EXERCISE DIRECTIONS: Report every line below that holds the word "screenshot".

Source records:
########################################
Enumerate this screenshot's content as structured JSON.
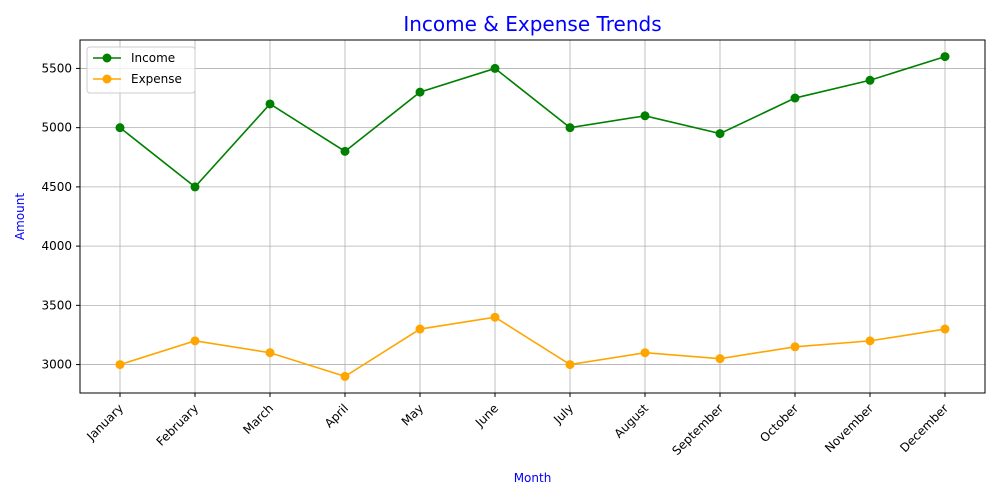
{
  "chart_data": {
    "type": "line",
    "title": "Income & Expense Trends",
    "xlabel": "Month",
    "ylabel": "Amount",
    "categories": [
      "January",
      "February",
      "March",
      "April",
      "May",
      "June",
      "July",
      "August",
      "September",
      "October",
      "November",
      "December"
    ],
    "series": [
      {
        "name": "Income",
        "color": "#008000",
        "values": [
          5000,
          4500,
          5200,
          4800,
          5300,
          5500,
          5000,
          5100,
          4950,
          5250,
          5400,
          5600
        ]
      },
      {
        "name": "Expense",
        "color": "#ffa500",
        "values": [
          3000,
          3200,
          3100,
          2900,
          3300,
          3400,
          3000,
          3100,
          3050,
          3150,
          3200,
          3300
        ]
      }
    ],
    "ylim": [
      2760,
      5740
    ],
    "yticks": [
      3000,
      3500,
      4000,
      4500,
      5000,
      5500
    ],
    "grid": true,
    "legend_position": "top-left",
    "label_color": "#0000ff"
  }
}
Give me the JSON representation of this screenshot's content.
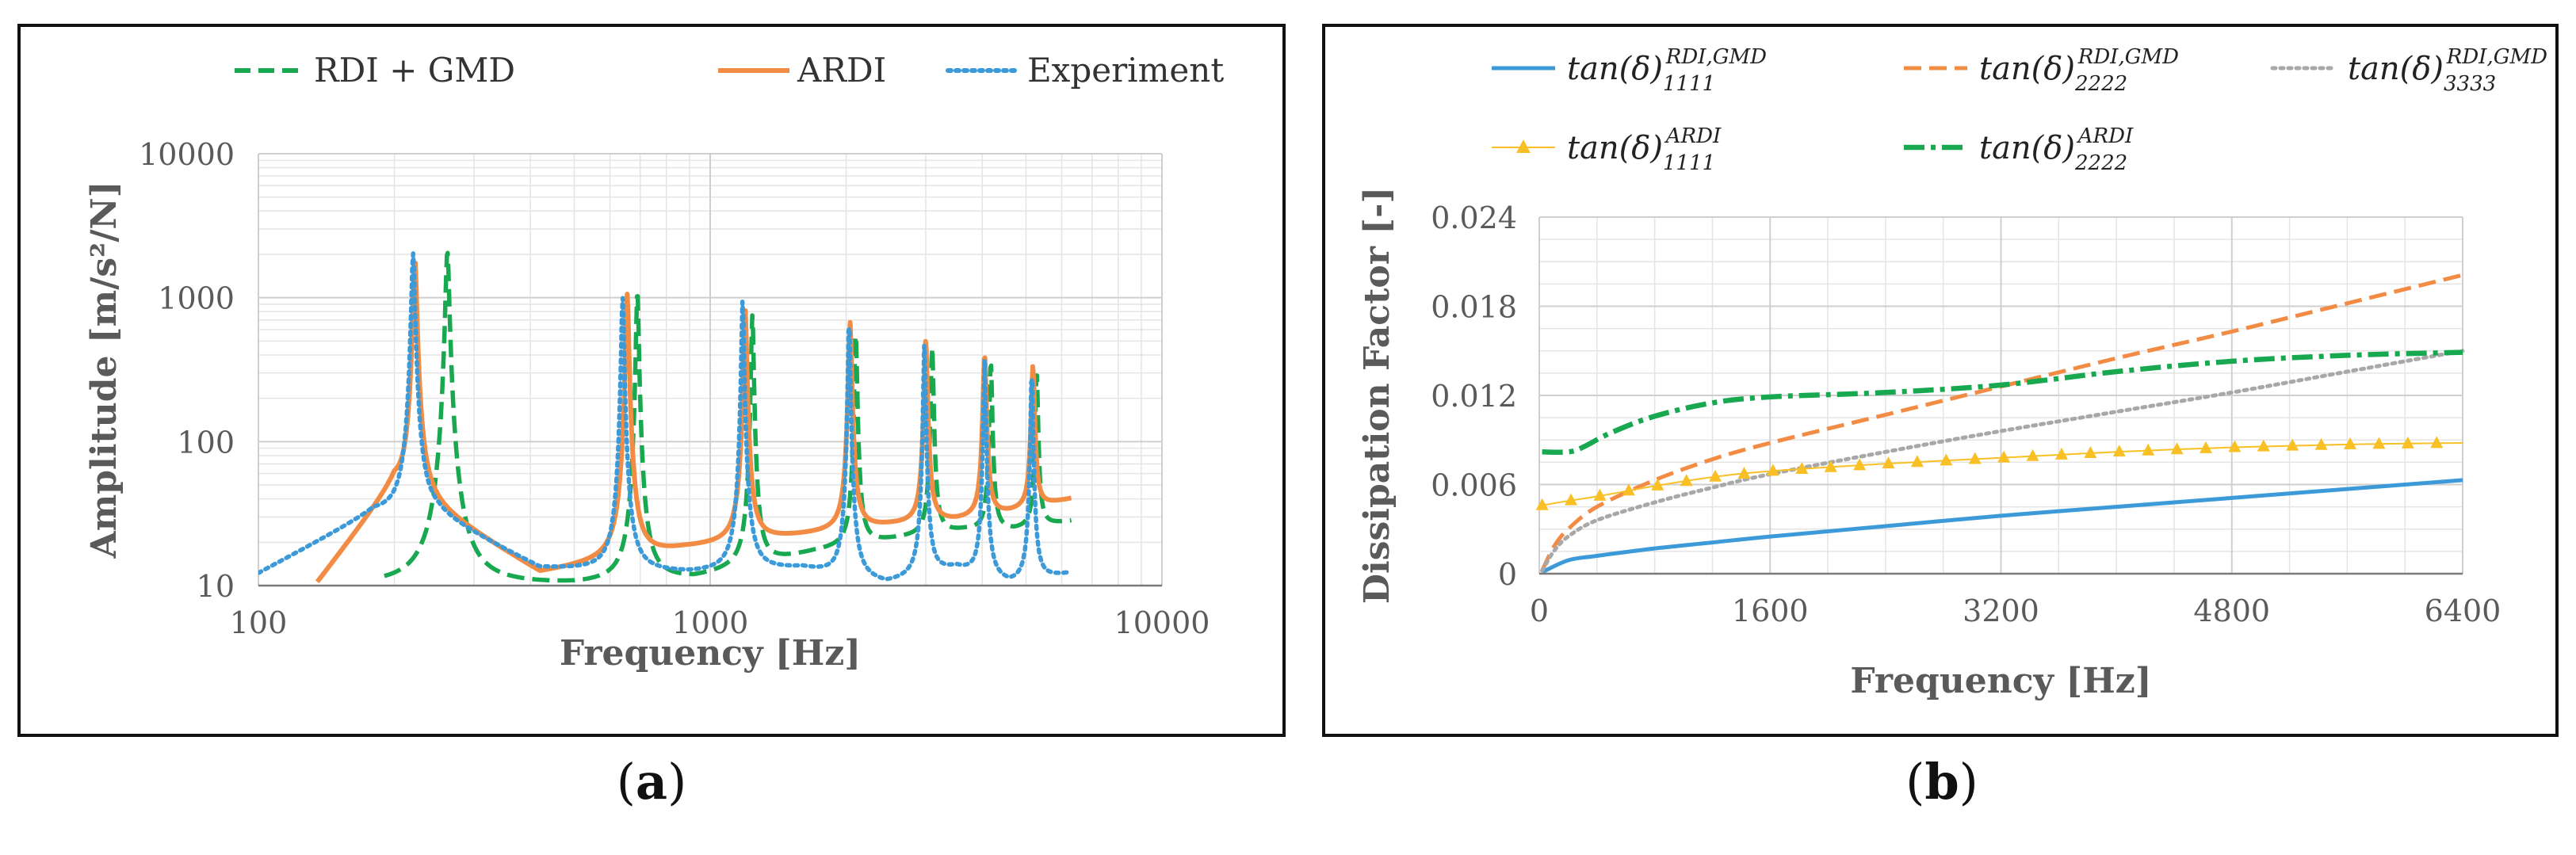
{
  "labels": {
    "a": "a",
    "b": "b"
  },
  "colors": {
    "blue": "#3C9AD8",
    "orange": "#F28C45",
    "green": "#18A84F",
    "gray": "#A8A8A8",
    "yellow": "#F8C024",
    "axis": "#7a7a7a",
    "grid": "#e4e4e4"
  },
  "chart_data": [
    {
      "type": "line",
      "scale": "log-log",
      "title": "",
      "xlabel": "Frequency [Hz]",
      "ylabel": "Amplitude [m/s²/N]",
      "xlim": [
        100,
        10000
      ],
      "ylim": [
        10,
        10000
      ],
      "x_ticks": [
        100,
        1000,
        10000
      ],
      "x_tick_labels": [
        "100",
        "1000",
        "10000"
      ],
      "y_ticks": [
        10,
        100,
        1000,
        10000
      ],
      "y_tick_labels": [
        "10",
        "100",
        "1000",
        "10000"
      ],
      "legend_position": "top",
      "series": [
        {
          "name": "RDI + GMD",
          "style": "dashed",
          "color": "#18A84F",
          "baseline": 10,
          "peaks": [
            {
              "f": 262,
              "a": 2100,
              "w": 0.03
            },
            {
              "f": 690,
              "a": 1100,
              "w": 0.022
            },
            {
              "f": 1240,
              "a": 750,
              "w": 0.02
            },
            {
              "f": 2100,
              "a": 560,
              "w": 0.02
            },
            {
              "f": 3100,
              "a": 440,
              "w": 0.02
            },
            {
              "f": 4180,
              "a": 340,
              "w": 0.02
            },
            {
              "f": 5280,
              "a": 280,
              "w": 0.02
            }
          ],
          "valleys": [
            {
              "x": 510,
              "y": 10
            },
            {
              "x": 920,
              "y": 11
            },
            {
              "x": 1700,
              "y": 17
            },
            {
              "x": 2600,
              "y": 21
            },
            {
              "x": 3650,
              "y": 24
            },
            {
              "x": 4700,
              "y": 24
            },
            {
              "x": 6300,
              "y": 28
            }
          ],
          "x_range": [
            190,
            6300
          ]
        },
        {
          "name": "ARDI",
          "style": "solid",
          "color": "#F28C45",
          "peaks": [
            {
              "f": 222,
              "a": 1800,
              "w": 0.03
            },
            {
              "f": 655,
              "a": 1050,
              "w": 0.025
            },
            {
              "f": 1195,
              "a": 820,
              "w": 0.024
            },
            {
              "f": 2040,
              "a": 650,
              "w": 0.024
            },
            {
              "f": 3000,
              "a": 480,
              "w": 0.024
            },
            {
              "f": 4050,
              "a": 380,
              "w": 0.024
            },
            {
              "f": 5180,
              "a": 300,
              "w": 0.024
            }
          ],
          "valleys": [
            {
              "x": 135,
              "y": 10
            },
            {
              "x": 200,
              "y": 50
            },
            {
              "x": 420,
              "y": 12
            },
            {
              "x": 880,
              "y": 18
            },
            {
              "x": 1550,
              "y": 22
            },
            {
              "x": 2500,
              "y": 26
            },
            {
              "x": 3500,
              "y": 28
            },
            {
              "x": 4600,
              "y": 32
            },
            {
              "x": 6300,
              "y": 40
            }
          ],
          "x_range": [
            135,
            6300
          ]
        },
        {
          "name": "Experiment",
          "style": "dotted",
          "color": "#3C9AD8",
          "peaks": [
            {
              "f": 220,
              "a": 2000,
              "w": 0.028
            },
            {
              "f": 640,
              "a": 1000,
              "w": 0.022
            },
            {
              "f": 1180,
              "a": 950,
              "w": 0.02
            },
            {
              "f": 2030,
              "a": 700,
              "w": 0.018
            },
            {
              "f": 2980,
              "a": 470,
              "w": 0.018
            },
            {
              "f": 4050,
              "a": 360,
              "w": 0.018
            },
            {
              "f": 5150,
              "a": 300,
              "w": 0.018
            }
          ],
          "valleys": [
            {
              "x": 100,
              "y": 12
            },
            {
              "x": 180,
              "y": 32
            },
            {
              "x": 250,
              "y": 30
            },
            {
              "x": 420,
              "y": 13
            },
            {
              "x": 900,
              "y": 12
            },
            {
              "x": 1600,
              "y": 13
            },
            {
              "x": 2450,
              "y": 10
            },
            {
              "x": 3500,
              "y": 13
            },
            {
              "x": 4600,
              "y": 10
            },
            {
              "x": 6200,
              "y": 12
            }
          ],
          "x_range": [
            100,
            6200
          ]
        }
      ]
    },
    {
      "type": "line",
      "scale": "linear",
      "title": "",
      "xlabel": "Frequency [Hz]",
      "ylabel": "Dissipation Factor [-]",
      "xlim": [
        0,
        6400
      ],
      "ylim": [
        0,
        0.024
      ],
      "x_ticks": [
        0,
        1600,
        3200,
        4800,
        6400
      ],
      "x_tick_labels": [
        "0",
        "1600",
        "3200",
        "4800",
        "6400"
      ],
      "y_ticks": [
        0,
        0.006,
        0.012,
        0.018,
        0.024
      ],
      "y_tick_labels": [
        "0",
        "0.006",
        "0.012",
        "0.018",
        "0.024"
      ],
      "legend_position": "top",
      "series": [
        {
          "name": "tan(δ)",
          "sub": "1111",
          "sup": "RDI,GMD",
          "style": "solid",
          "color": "#3C9AD8",
          "x": [
            20,
            200,
            400,
            800,
            1200,
            1600,
            2400,
            3200,
            4000,
            4800,
            5600,
            6400
          ],
          "y": [
            0.0001,
            0.0009,
            0.0012,
            0.0017,
            0.0021,
            0.0025,
            0.0032,
            0.0039,
            0.0045,
            0.0051,
            0.0057,
            0.0063
          ]
        },
        {
          "name": "tan(δ)",
          "sub": "2222",
          "sup": "RDI,GMD",
          "style": "dashed",
          "color": "#F28C45",
          "x": [
            20,
            100,
            200,
            400,
            800,
            1200,
            1600,
            2400,
            3200,
            4000,
            4800,
            5600,
            6400
          ],
          "y": [
            0.0002,
            0.0018,
            0.003,
            0.0045,
            0.0063,
            0.0077,
            0.0088,
            0.0107,
            0.0126,
            0.0145,
            0.0163,
            0.0182,
            0.0201
          ]
        },
        {
          "name": "tan(δ)",
          "sub": "3333",
          "sup": "RDI,GMD",
          "style": "dotted",
          "color": "#A8A8A8",
          "x": [
            20,
            100,
            200,
            400,
            800,
            1200,
            1600,
            2400,
            3200,
            4000,
            4800,
            5600,
            6400
          ],
          "y": [
            0.0002,
            0.0015,
            0.0025,
            0.0036,
            0.0048,
            0.0058,
            0.0067,
            0.0082,
            0.0096,
            0.0109,
            0.0122,
            0.0136,
            0.015
          ]
        },
        {
          "name": "tan(δ)",
          "sub": "1111",
          "sup": "ARDI",
          "style": "triangles",
          "color": "#F8C024",
          "x": [
            20,
            200,
            400,
            800,
            1200,
            1600,
            2400,
            3200,
            4000,
            4800,
            5600,
            6400
          ],
          "y": [
            0.0046,
            0.0049,
            0.0052,
            0.0059,
            0.0065,
            0.0069,
            0.0074,
            0.0078,
            0.0082,
            0.0085,
            0.0087,
            0.0088
          ]
        },
        {
          "name": "tan(δ)",
          "sub": "2222",
          "sup": "ARDI",
          "style": "dashdot",
          "color": "#18A84F",
          "x": [
            20,
            200,
            300,
            500,
            800,
            1200,
            1600,
            2400,
            3200,
            4000,
            4800,
            5600,
            6400
          ],
          "y": [
            0.0082,
            0.0082,
            0.0085,
            0.0095,
            0.0106,
            0.0115,
            0.0119,
            0.0122,
            0.0127,
            0.0136,
            0.0143,
            0.0147,
            0.0149
          ]
        }
      ]
    }
  ]
}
########################################
RESULT OF THIS TASK:
Enumerate this screenshot's content as structured JSON.
Give me the JSON representation of this screenshot's content.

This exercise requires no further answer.